### Extract
################

Python代写 - INT2222
时间:2020-10-27
Overview
Objective
To be able to use and analyse readily available Hash Table ADTs. To be able to implement and use
recursive sorting algorithms. To be able to use readily available List ADTs. To be able to use readily
available List ADTs. To continue practicing the implementation of correct, high quality and welldocumented code.
Task 1
• The aim of this question is to assess your knowledge in using an efficient Hash Table and being
able to perform operations on it.
Task 2
• The aim of this task is to assess your knowledge in computing the number of conflicts and probe
chain lengths for a given hash table, as well as your ability to use the resulting statistics to
analyse the performance of the hash table.
Task 3
• The aim of this question is to assess your knowledge of handling a Hash Table with associated
data.
Task 4
• The aim of this question is to assess your knowledge of generating meaningful data from our
Hash Table and using a recursive sort in descending order.

################

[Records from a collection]
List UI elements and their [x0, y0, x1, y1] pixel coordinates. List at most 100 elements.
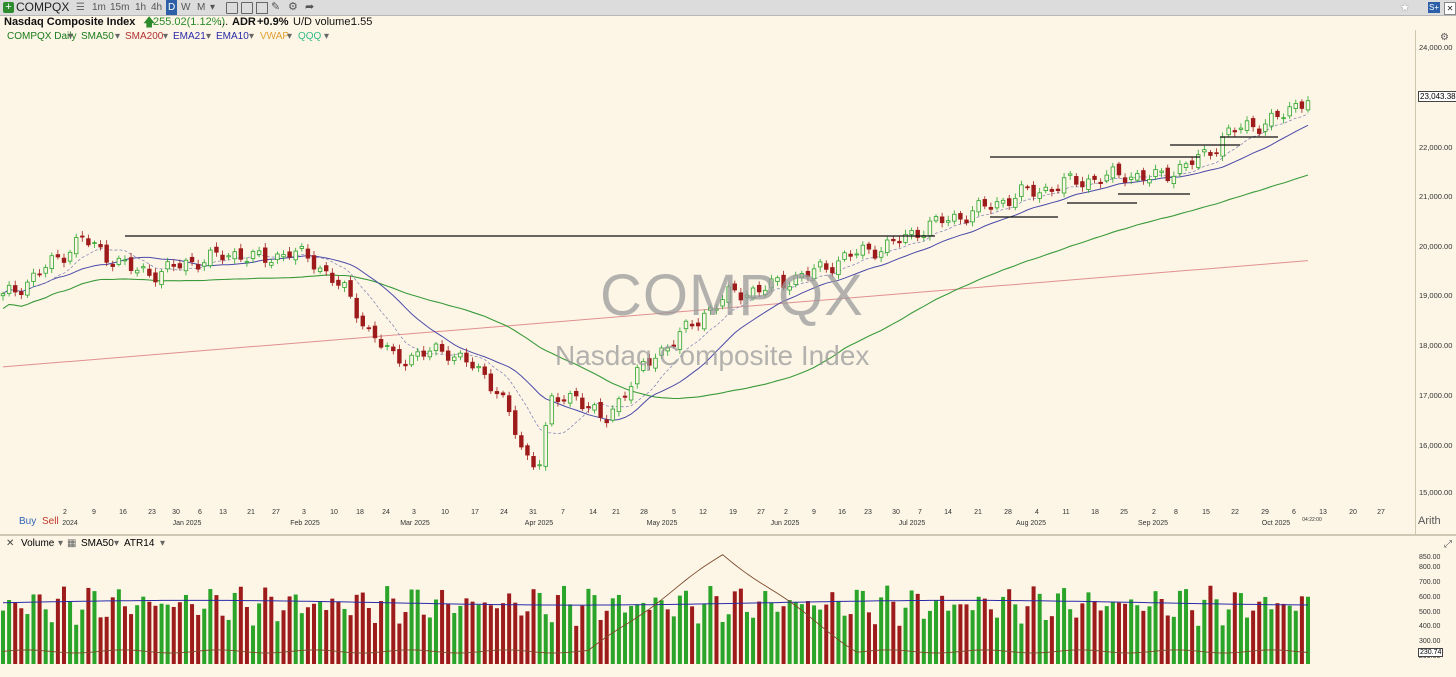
candle-body	[1232, 130, 1238, 133]
chart-settings-icon[interactable]: ⚙	[1440, 32, 1449, 43]
candle-body	[866, 243, 872, 250]
candle-body	[1171, 175, 1177, 185]
legend-qqq[interactable]: QQQ	[298, 31, 322, 42]
legend-sma50[interactable]: SMA50	[81, 31, 114, 42]
candle-body	[1074, 176, 1079, 185]
legend-vol-sma50[interactable]: SMA50	[81, 538, 114, 549]
candle-body	[1043, 186, 1048, 192]
add-symbol-icon[interactable]: +	[3, 2, 14, 13]
chevron-down-icon[interactable]: ▾	[163, 31, 169, 42]
volume-chart[interactable]	[0, 551, 1415, 672]
close-panel-icon[interactable]: ✕	[6, 538, 15, 549]
volume-bar	[903, 607, 908, 664]
candle-body	[476, 366, 481, 369]
price-chart[interactable]	[0, 44, 1415, 530]
volume-bar	[1275, 603, 1280, 664]
candle-body	[494, 391, 500, 395]
chevron-down-icon[interactable]: ▾	[249, 31, 255, 42]
chevron-down-icon[interactable]: ▾	[114, 538, 120, 549]
volume-bar	[470, 601, 475, 664]
tf-4h[interactable]: 4h	[151, 2, 163, 13]
legend-ema21[interactable]: EMA21	[173, 31, 206, 42]
symbol-input[interactable]: COMPQX	[16, 0, 70, 14]
list-icon[interactable]: ☰	[76, 2, 85, 13]
sell-button[interactable]: Sell	[42, 516, 59, 527]
draw-pencil-icon[interactable]: ✎	[271, 1, 281, 13]
candle-body	[208, 249, 213, 267]
chevron-down-icon[interactable]: ▾	[287, 31, 293, 42]
volume-bar	[458, 605, 463, 664]
legend-volume[interactable]: Volume	[21, 538, 55, 549]
candle-body	[1067, 173, 1073, 176]
month-tick-label: Mar 2025	[400, 520, 430, 527]
volume-bar	[598, 620, 603, 664]
favorite-star-icon[interactable]: ★	[1400, 2, 1410, 14]
volume-bar	[616, 594, 621, 664]
legend-vwap[interactable]: VWAP	[260, 31, 290, 42]
candle-body	[305, 248, 311, 259]
tf-1h[interactable]: 1h	[135, 2, 147, 13]
date-tick-label: 20	[1349, 509, 1357, 516]
tf-monthly[interactable]: M	[197, 2, 206, 13]
chevron-down-icon[interactable]: ▾	[68, 31, 74, 42]
close-icon[interactable]: ✕	[1444, 2, 1456, 15]
last-price-label: 23,043.38	[1418, 91, 1456, 102]
volume-bar	[251, 625, 256, 664]
candle-body	[293, 250, 298, 261]
volume-bar	[720, 621, 725, 664]
settings-icon[interactable]: ⚙	[288, 1, 298, 13]
candle-body	[12, 285, 18, 293]
candle-body	[275, 253, 280, 261]
volume-bar	[549, 622, 554, 664]
chevron-down-icon[interactable]: ▾	[206, 31, 212, 42]
month-tick-label: 2024	[62, 520, 78, 527]
date-tick-label: 24	[382, 509, 390, 516]
price-axis[interactable]	[1415, 30, 1456, 535]
candle-body	[519, 435, 524, 448]
tf-1m[interactable]: 1m	[92, 2, 106, 13]
volume-bar	[1257, 601, 1262, 664]
volume-bar	[988, 609, 993, 664]
chart-type-icon[interactable]	[226, 2, 238, 14]
legend-sma200[interactable]: SMA200	[125, 31, 164, 42]
candle-body	[1092, 175, 1097, 180]
volume-bar	[854, 589, 859, 664]
chevron-down-icon[interactable]: ▾	[324, 31, 330, 42]
panel-divider[interactable]	[0, 534, 1456, 536]
grid-icon[interactable]: ▦	[67, 538, 77, 549]
date-tick-label: 27	[272, 509, 280, 516]
volume-bar	[1299, 596, 1304, 664]
tf-weekly[interactable]: W	[181, 2, 191, 13]
expand-icon[interactable]: ⤢	[1444, 539, 1452, 550]
candle-body	[1025, 186, 1030, 189]
legend-compqx-daily[interactable]: COMPQX Daily	[7, 31, 77, 42]
sp-button[interactable]: S+	[1428, 2, 1440, 13]
chevron-down-icon[interactable]: ▾	[58, 538, 64, 549]
volume-bar	[580, 605, 585, 664]
layout-icon[interactable]	[256, 2, 268, 14]
candle-body	[1165, 167, 1170, 182]
candle-body	[872, 249, 878, 259]
buy-button[interactable]: Buy	[19, 516, 37, 527]
volume-bar	[946, 610, 951, 664]
volume-bar	[68, 601, 73, 664]
volume-bar	[433, 599, 438, 664]
tf-more-icon[interactable]: ▾	[210, 2, 216, 13]
volume-bar	[866, 612, 871, 664]
scale-mode[interactable]: Arith	[1418, 515, 1441, 527]
date-tick-label: 18	[1091, 509, 1099, 516]
indicators-icon[interactable]	[241, 2, 253, 14]
chevron-down-icon[interactable]: ▾	[115, 31, 121, 42]
volume-tick-label: 850.00	[1419, 554, 1441, 561]
share-icon[interactable]: ➦	[305, 1, 315, 13]
date-tick-label: 24	[500, 509, 508, 516]
tf-15m[interactable]: 15m	[110, 2, 130, 13]
legend-atr14[interactable]: ATR14	[124, 538, 155, 549]
chevron-down-icon[interactable]: ▾	[160, 538, 166, 549]
legend-ema10[interactable]: EMA10	[216, 31, 249, 42]
candle-body	[244, 261, 250, 263]
volume-bar	[275, 621, 280, 664]
tf-daily[interactable]: D	[166, 0, 178, 15]
volume-tick-label: 500.00	[1419, 609, 1441, 616]
month-tick-label: Apr 2025	[524, 520, 554, 527]
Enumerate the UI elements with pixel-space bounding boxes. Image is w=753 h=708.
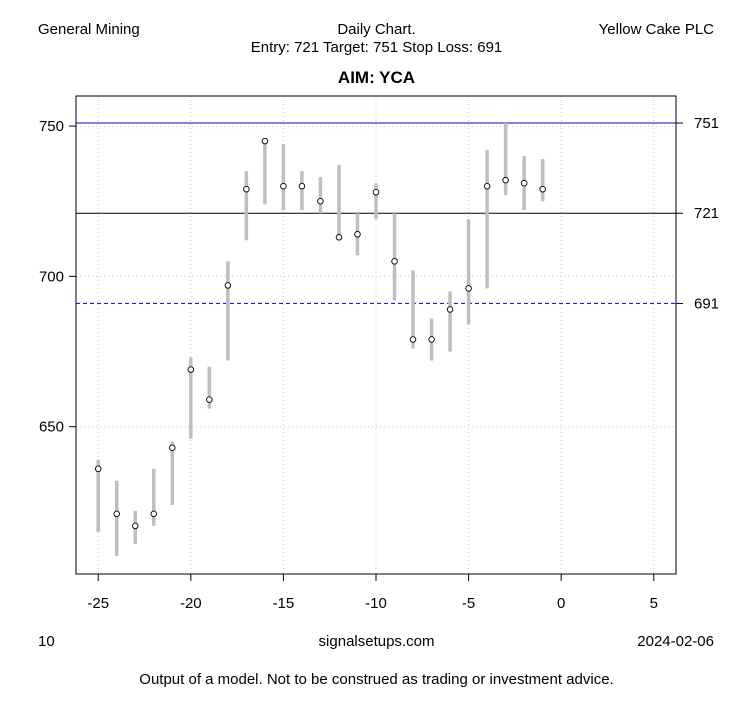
close-point xyxy=(113,510,120,518)
close-point xyxy=(132,522,139,530)
x-axis: -25 -20 -15 -10 -5 0 5 xyxy=(87,573,658,612)
x-tick-label: -5 xyxy=(462,595,475,612)
plot-frame xyxy=(75,95,677,575)
close-point xyxy=(298,182,306,190)
y-tick-label-right: 751 xyxy=(694,115,719,132)
close-point xyxy=(317,197,324,205)
close-point xyxy=(391,258,398,265)
x-tick-label: -20 xyxy=(180,595,202,612)
close-point xyxy=(465,285,472,292)
header-chart-type: Daily Chart. xyxy=(337,21,416,38)
close-point xyxy=(187,366,195,373)
range-bars xyxy=(96,123,545,556)
y-tick-label-left: 700 xyxy=(39,268,64,285)
close-point xyxy=(520,179,528,187)
x-tick-label: 5 xyxy=(650,595,658,612)
close-point xyxy=(169,444,176,451)
y-axis-right: 691 721 751 xyxy=(676,115,719,312)
close-point xyxy=(94,465,102,473)
close-point xyxy=(261,137,269,145)
footer-date: 2024-02-06 xyxy=(637,633,714,650)
header-right-label: Yellow Cake PLC xyxy=(598,21,714,38)
y-tick-label-left: 650 xyxy=(39,419,64,436)
close-point xyxy=(428,336,435,343)
y-tick-label-right: 691 xyxy=(694,295,719,312)
close-point xyxy=(483,182,491,190)
y-tick-label-left: 750 xyxy=(39,118,64,135)
close-point xyxy=(502,176,509,184)
x-tick-label: 0 xyxy=(557,595,565,612)
y-tick-label-right: 721 xyxy=(694,205,719,222)
header-levels: Entry: 721 Target: 751 Stop Loss: 691 xyxy=(250,39,503,56)
close-points xyxy=(94,137,546,530)
chart-title: AIM: YCA xyxy=(337,68,416,87)
footer-disclaimer: Output of a model. Not to be construed a… xyxy=(139,671,614,688)
close-point xyxy=(409,336,417,343)
close-point xyxy=(206,396,213,403)
y-axis-left: 650 700 750 xyxy=(39,118,76,436)
close-point xyxy=(243,185,250,193)
close-point xyxy=(372,188,380,196)
close-point xyxy=(280,182,287,190)
x-tick-label: -10 xyxy=(365,595,387,612)
close-point xyxy=(446,306,454,313)
close-point xyxy=(150,510,158,518)
x-tick-label: -15 xyxy=(273,595,295,612)
footer-left-label: 10 xyxy=(38,633,55,650)
footer-website[interactable]: signalsetups.com xyxy=(318,633,435,650)
grid-lines xyxy=(76,96,676,574)
header-left-label: General Mining xyxy=(38,21,140,38)
close-point xyxy=(354,231,361,238)
close-point xyxy=(539,185,546,193)
close-point xyxy=(335,234,343,241)
close-point xyxy=(224,282,232,289)
x-tick-label: -25 xyxy=(87,595,109,612)
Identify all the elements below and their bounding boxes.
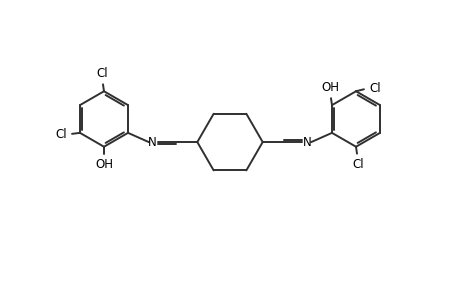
Text: Cl: Cl (96, 68, 107, 80)
Text: OH: OH (95, 158, 113, 171)
Text: N: N (148, 136, 157, 148)
Text: Cl: Cl (352, 158, 363, 171)
Text: N: N (302, 136, 311, 148)
Text: Cl: Cl (56, 128, 67, 141)
Text: Cl: Cl (368, 82, 380, 95)
Text: OH: OH (320, 81, 338, 94)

################

### Requirements
In the hash table assignment overview, write out everything from "Python代写 - INT2222" down to "and welldocumented code.". You won't need this data.

### Task response
Python代写 - INT2222
时间:2020-10-27
Overview
Objective
To be able to use and analyse readily available Hash Table ADTs. To be able to implement and use
recursive sorting algorithms. To be able to use readily available List ADTs. To be able to use readily
available List ADTs. To continue practicing the implementation of correct, high quality and welldocumented code.